== Dataset records

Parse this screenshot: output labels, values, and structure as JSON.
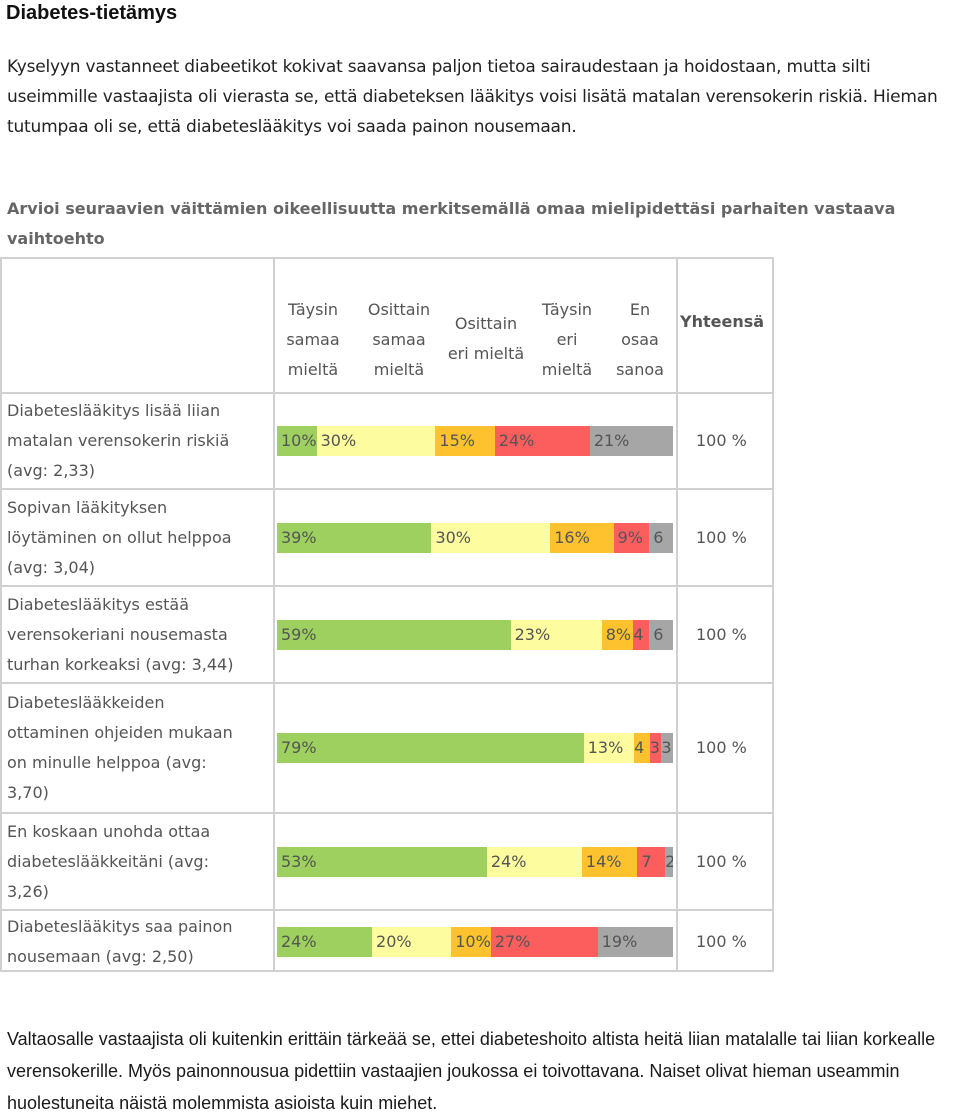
{
  "title": "Diabetes-tietämys",
  "intro": "Kyselyyn vastanneet diabeetikot kokivat saavansa paljon tietoa sairaudestaan ja hoidostaan, mutta silti useimmille vastaajista oli vierasta se, että diabeteksen lääkitys voisi lisätä matalan verensokerin riskiä. Hieman tutumpaa oli se, että diabeteslääkitys voi saada painon nousemaan.",
  "question": "Arvioi seuraavien väittämien oikeellisuutta merkitsemällä omaa mielipidettäsi parhaiten vastaava vaihtoehto",
  "headers": [
    {
      "line1": "Täysin",
      "line2": "samaa",
      "line3": "mieltä"
    },
    {
      "line1": "Osittain",
      "line2": "samaa",
      "line3": "mieltä"
    },
    {
      "line1": "Osittain",
      "line2": "eri mieltä"
    },
    {
      "line1": "Täysin",
      "line2": "eri",
      "line3": "mieltä"
    },
    {
      "line1": "En",
      "line2": "osaa",
      "line3": "sanoa"
    }
  ],
  "total_header": "Yhteensä",
  "colors": {
    "taysin_samaa": "#9dd05f",
    "osittain_samaa": "#fdfc9f",
    "osittain_eri": "#fdc22e",
    "taysin_eri": "#fc5e5e",
    "en_osaa": "#a6a6a6"
  },
  "rows": [
    {
      "label_lines": [
        "Diabeteslääkitys lisää liian",
        "matalan verensokerin riskiä",
        "(avg: 2,33)"
      ],
      "values": [
        10,
        30,
        15,
        24,
        21
      ],
      "labels": [
        "10%",
        "30%",
        "15%",
        "24%",
        "21%"
      ],
      "total": "100 %"
    },
    {
      "label_lines": [
        "Sopivan lääkityksen",
        "löytäminen on ollut helppoa",
        "(avg: 3,04)"
      ],
      "values": [
        39,
        30,
        16,
        9,
        6
      ],
      "labels": [
        "39%",
        "30%",
        "16%",
        "9%",
        "6"
      ],
      "total": "100 %"
    },
    {
      "label_lines": [
        "Diabeteslääkitys estää",
        "verensokeriani nousemasta",
        "turhan korkeaksi (avg: 3,44)"
      ],
      "values": [
        59,
        23,
        8,
        4,
        6
      ],
      "labels": [
        "59%",
        "23%",
        "8%",
        "4",
        "6"
      ],
      "total": "100 %"
    },
    {
      "label_lines": [
        "Diabeteslääkkeiden",
        "ottaminen ohjeiden mukaan",
        "on minulle helppoa (avg:",
        "3,70)"
      ],
      "values": [
        79,
        13,
        4,
        3,
        3
      ],
      "labels": [
        "79%",
        "13%",
        "4",
        "3",
        "3"
      ],
      "total": "100 %"
    },
    {
      "label_lines": [
        "En koskaan unohda ottaa",
        "diabeteslääkkeitäni (avg:",
        "3,26)"
      ],
      "values": [
        53,
        24,
        14,
        7,
        2
      ],
      "labels": [
        "53%",
        "24%",
        "14%",
        "7",
        "2"
      ],
      "total": "100 %"
    },
    {
      "label_lines": [
        "Diabeteslääkitys saa painon",
        "nousemaan (avg: 2,50)"
      ],
      "values": [
        24,
        20,
        10,
        27,
        19
      ],
      "labels": [
        "24%",
        "20%",
        "10%",
        "27%",
        "19%"
      ],
      "total": "100 %"
    }
  ],
  "outro": "Valtaosalle vastaajista oli kuitenkin erittäin tärkeää se, ettei diabeteshoito altista heitä liian matalalle tai liian korkealle verensokerille. Myös painonnousua pidettiin vastaajien joukossa ei toivottavana.  Naiset olivat hieman useammin huolestuneita näistä molemmista asioista kuin miehet."
}
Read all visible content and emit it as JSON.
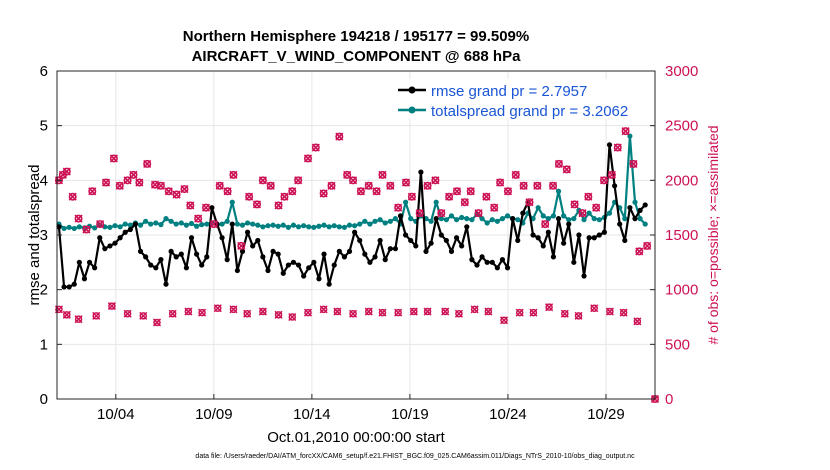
{
  "chart_data": {
    "type": "line",
    "title": "Northern Hemisphere 194218 / 195177 = 99.509%",
    "subtitle": "AIRCRAFT_V_WIND_COMPONENT @ 688 hPa",
    "xlabel": "Oct.01,2010 00:00:00 start",
    "ylabel": "rmse and totalspread",
    "ylabel_right": "# of obs: o=possible; ×=assimilated",
    "xlim": [
      1.0,
      31.5
    ],
    "ylim": [
      0,
      6
    ],
    "ylim_right": [
      0,
      3000
    ],
    "x_ticks": [
      4,
      9,
      14,
      19,
      24,
      29
    ],
    "x_tick_labels": [
      "10/04",
      "10/09",
      "10/14",
      "10/19",
      "10/24",
      "10/29"
    ],
    "y_ticks": [
      0,
      1,
      2,
      3,
      4,
      5,
      6
    ],
    "y_tick_labels": [
      "0",
      "1",
      "2",
      "3",
      "4",
      "5",
      "6"
    ],
    "y_ticks_right": [
      0,
      500,
      1000,
      1500,
      2000,
      2500,
      3000
    ],
    "y_tick_labels_right": [
      "0",
      "500",
      "1000",
      "1500",
      "2000",
      "2500",
      "3000"
    ],
    "grid": true,
    "legend_position": "top-right",
    "series": [
      {
        "name": "rmse grand pr = 2.7957",
        "color": "#000000",
        "axis": "left",
        "values": [
          3.15,
          2.05,
          2.05,
          2.1,
          2.5,
          2.2,
          2.5,
          2.4,
          2.95,
          2.75,
          2.8,
          2.85,
          2.95,
          3.05,
          3.1,
          3.2,
          2.7,
          2.6,
          2.45,
          2.4,
          2.55,
          2.1,
          2.7,
          2.6,
          2.65,
          2.4,
          2.95,
          2.65,
          2.45,
          2.6,
          3.5,
          3.2,
          2.95,
          2.55,
          3.2,
          2.35,
          2.7,
          3.05,
          2.8,
          2.9,
          2.6,
          2.35,
          2.7,
          2.65,
          2.3,
          2.45,
          2.5,
          2.45,
          2.25,
          2.4,
          2.5,
          2.2,
          2.65,
          2.1,
          2.45,
          2.7,
          2.6,
          2.7,
          3.05,
          2.9,
          2.65,
          2.5,
          2.6,
          2.9,
          2.55,
          2.75,
          2.75,
          3.35,
          3.0,
          2.9,
          2.8,
          4.15,
          2.7,
          2.85,
          3.3,
          3.0,
          2.9,
          2.7,
          2.95,
          2.8,
          3.15,
          2.55,
          2.45,
          2.6,
          2.5,
          2.5,
          2.4,
          2.55,
          2.4,
          3.3,
          2.9,
          3.4,
          3.6,
          3.0,
          2.95,
          2.8,
          3.05,
          2.6,
          3.3,
          2.85,
          3.2,
          2.5,
          3.0,
          2.25,
          2.95,
          2.95,
          3.0,
          3.05,
          4.65,
          3.9,
          3.2,
          2.9,
          3.5,
          3.3,
          3.45,
          3.55
        ],
        "x_start": 1.1,
        "x_step": 0.26
      },
      {
        "name": "totalspread grand pr = 3.2062",
        "color": "#008080",
        "axis": "left",
        "values": [
          3.2,
          3.12,
          3.14,
          3.12,
          3.15,
          3.13,
          3.16,
          3.13,
          3.18,
          3.15,
          3.14,
          3.17,
          3.15,
          3.2,
          3.18,
          3.22,
          3.18,
          3.25,
          3.2,
          3.22,
          3.19,
          3.3,
          3.25,
          3.2,
          3.22,
          3.18,
          3.21,
          3.16,
          3.19,
          3.2,
          3.22,
          3.18,
          3.2,
          3.25,
          3.6,
          3.2,
          3.18,
          3.22,
          3.2,
          3.18,
          3.15,
          3.17,
          3.18,
          3.16,
          3.18,
          3.14,
          3.18,
          3.15,
          3.17,
          3.15,
          3.14,
          3.16,
          3.18,
          3.15,
          3.17,
          3.15,
          3.14,
          3.18,
          3.17,
          3.2,
          3.25,
          3.2,
          3.25,
          3.28,
          3.22,
          3.25,
          3.3,
          3.2,
          3.6,
          3.3,
          3.25,
          3.35,
          3.3,
          3.25,
          3.6,
          3.3,
          3.28,
          3.35,
          3.28,
          3.32,
          3.3,
          3.28,
          3.38,
          3.3,
          3.22,
          3.28,
          3.25,
          3.3,
          3.35,
          3.3,
          3.28,
          3.22,
          3.4,
          3.3,
          3.5,
          3.35,
          3.3,
          3.35,
          3.8,
          3.35,
          3.28,
          3.3,
          3.45,
          3.28,
          3.4,
          3.3,
          3.28,
          3.32,
          3.4,
          3.6,
          3.5,
          3.3,
          4.81,
          3.6,
          3.3,
          3.2
        ],
        "x_start": 1.1,
        "x_step": 0.26
      }
    ],
    "obs_possible": {
      "name": "possible",
      "marker": "o",
      "color": "#cc1155",
      "axis": "right",
      "x": [
        1.1,
        1.3,
        1.5,
        1.8,
        2.1,
        2.5,
        2.8,
        3.2,
        3.5,
        3.9,
        4.2,
        4.6,
        4.9,
        5.2,
        5.6,
        6.0,
        6.3,
        6.7,
        7.1,
        7.5,
        7.8,
        8.2,
        8.6,
        9.0,
        9.3,
        9.7,
        10.0,
        10.4,
        10.8,
        11.2,
        11.5,
        11.9,
        12.3,
        12.6,
        13.0,
        13.3,
        13.8,
        14.2,
        14.6,
        15.0,
        15.4,
        15.8,
        16.1,
        16.5,
        16.9,
        17.3,
        17.6,
        18.0,
        18.4,
        18.8,
        19.1,
        19.5,
        19.9,
        20.3,
        20.6,
        21.0,
        21.4,
        21.8,
        22.1,
        22.5,
        22.9,
        23.3,
        23.6,
        24.0,
        24.4,
        24.8,
        25.1,
        25.5,
        25.9,
        26.3,
        26.6,
        27.0,
        27.4,
        27.8,
        28.1,
        28.5,
        28.9,
        29.3,
        29.6,
        30.0,
        30.4,
        30.7,
        31.1
      ],
      "y": [
        2000,
        2050,
        2080,
        1850,
        1650,
        1550,
        1900,
        1600,
        1980,
        2200,
        1950,
        2000,
        2050,
        1980,
        2150,
        1960,
        1950,
        1900,
        1870,
        1920,
        1770,
        1650,
        1750,
        1600,
        1950,
        1900,
        2050,
        1400,
        1850,
        1780,
        2000,
        1950,
        1770,
        1850,
        1900,
        2000,
        2200,
        2300,
        1880,
        1950,
        2400,
        2050,
        2000,
        1900,
        1950,
        1900,
        2050,
        1950,
        1750,
        1980,
        1850,
        1700,
        1950,
        2000,
        1700,
        1850,
        1900,
        1800,
        1900,
        1700,
        1850,
        1750,
        1980,
        1900,
        2050,
        1950,
        1800,
        1950,
        1600,
        1950,
        2150,
        2100,
        1780,
        1700,
        1850,
        1750,
        2000,
        2050,
        2300,
        2450,
        2150,
        1350,
        1400
      ],
      "tail_points": [
        {
          "x": 31.5,
          "y": 0
        }
      ]
    },
    "obs_assimilated": {
      "name": "assimilated",
      "marker": "×",
      "color": "#cc1155",
      "axis": "right",
      "x": [
        1.1,
        1.5,
        2.1,
        3.0,
        3.8,
        4.6,
        5.4,
        6.1,
        6.9,
        7.7,
        8.4,
        9.2,
        10.0,
        10.7,
        11.5,
        12.3,
        13.0,
        13.8,
        14.6,
        15.3,
        16.1,
        16.9,
        17.6,
        18.4,
        19.2,
        19.9,
        20.8,
        21.5,
        22.3,
        23.0,
        23.8,
        24.6,
        25.3,
        26.1,
        26.9,
        27.6,
        28.4,
        29.2,
        29.9,
        30.6
      ],
      "y": [
        820,
        770,
        730,
        760,
        850,
        780,
        760,
        700,
        780,
        800,
        790,
        830,
        820,
        780,
        800,
        770,
        750,
        790,
        820,
        800,
        780,
        800,
        790,
        790,
        800,
        800,
        800,
        780,
        820,
        800,
        720,
        790,
        790,
        840,
        780,
        760,
        830,
        800,
        790,
        710
      ]
    }
  },
  "footnote": "data file: /Users/raeder/DAI/ATM_forcXX/CAM6_setup/f.e21.FHIST_BGC.f09_025.CAM6assim.011/Diags_NTrS_2010-10/obs_diag_output.nc"
}
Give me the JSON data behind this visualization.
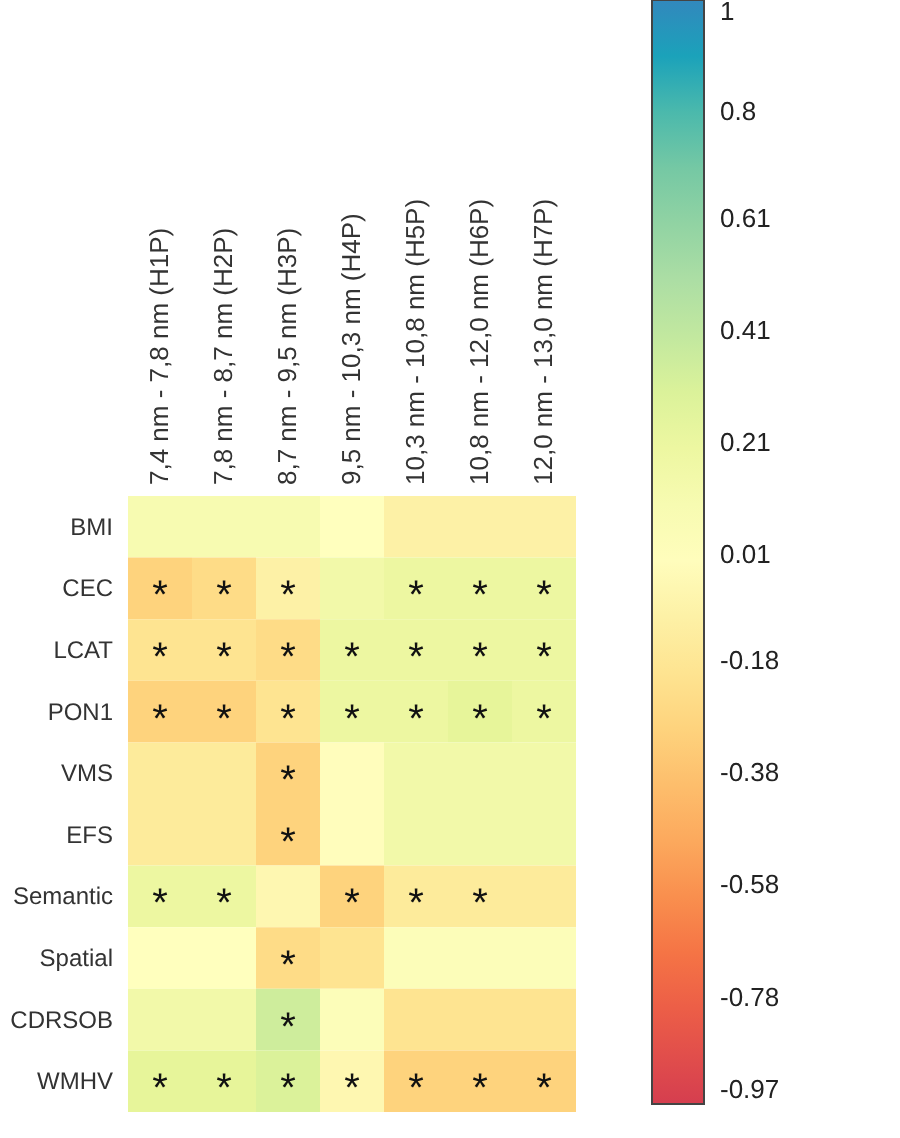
{
  "chart_data": {
    "type": "heatmap",
    "categories": [
      "7,4 nm - 7,8 nm (H1P)",
      "7,8 nm - 8,7 nm (H2P)",
      "8,7 nm - 9,5 nm (H3P)",
      "9,5 nm - 10,3 nm (H4P)",
      "10,3 nm - 10,8 nm (H5P)",
      "10,8 nm - 12,0 nm (H6P)",
      "12,0 nm - 13,0 nm (H7P)"
    ],
    "y_categories": [
      "BMI",
      "CEC",
      "LCAT",
      "PON1",
      "VMS",
      "EFS",
      "Semantic",
      "Spatial",
      "CDRSOB",
      "WMHV"
    ],
    "cells": [
      [
        0.1,
        0.1,
        0.1,
        0.02,
        -0.1,
        -0.1,
        -0.1
      ],
      [
        -0.3,
        -0.25,
        -0.1,
        0.15,
        0.2,
        0.2,
        0.2
      ],
      [
        -0.2,
        -0.2,
        -0.25,
        0.2,
        0.2,
        0.2,
        0.2
      ],
      [
        -0.3,
        -0.3,
        -0.2,
        0.2,
        0.2,
        0.25,
        0.2
      ],
      [
        -0.15,
        -0.15,
        -0.3,
        0.0,
        0.15,
        0.15,
        0.15
      ],
      [
        -0.15,
        -0.15,
        -0.3,
        0.0,
        0.15,
        0.15,
        0.15
      ],
      [
        0.2,
        0.2,
        -0.05,
        -0.3,
        -0.15,
        -0.15,
        -0.15
      ],
      [
        0.02,
        0.02,
        -0.25,
        -0.2,
        0.05,
        0.05,
        0.05
      ],
      [
        0.15,
        0.15,
        0.35,
        0.05,
        -0.2,
        -0.2,
        -0.2
      ],
      [
        0.25,
        0.25,
        0.3,
        -0.05,
        -0.3,
        -0.3,
        -0.3
      ]
    ],
    "cell_labels": [
      [
        null,
        null,
        null,
        null,
        null,
        null,
        null
      ],
      [
        "*",
        "*",
        "*",
        null,
        "*",
        "*",
        "*"
      ],
      [
        "*",
        "*",
        "*",
        "*",
        "*",
        "*",
        "*"
      ],
      [
        "*",
        "*",
        "*",
        "*",
        "*",
        "*",
        "*"
      ],
      [
        null,
        null,
        "*",
        null,
        null,
        null,
        null
      ],
      [
        null,
        null,
        "*",
        null,
        null,
        null,
        null
      ],
      [
        "*",
        "*",
        null,
        "*",
        "*",
        "*",
        null
      ],
      [
        null,
        null,
        "*",
        null,
        null,
        null,
        null
      ],
      [
        null,
        null,
        "*",
        null,
        null,
        null,
        null
      ],
      [
        "*",
        "*",
        "*",
        "*",
        "*",
        "*",
        "*"
      ]
    ],
    "clim": [
      -0.97,
      1
    ],
    "cticks": [
      1,
      0.8,
      0.61,
      0.41,
      0.21,
      0.01,
      -0.18,
      -0.38,
      -0.58,
      -0.78,
      -0.97
    ]
  }
}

====

● **Task to carry out**
Going through the records above, state how many lines carry "verensokerin", with no other text.

● **Result for this exercise**
2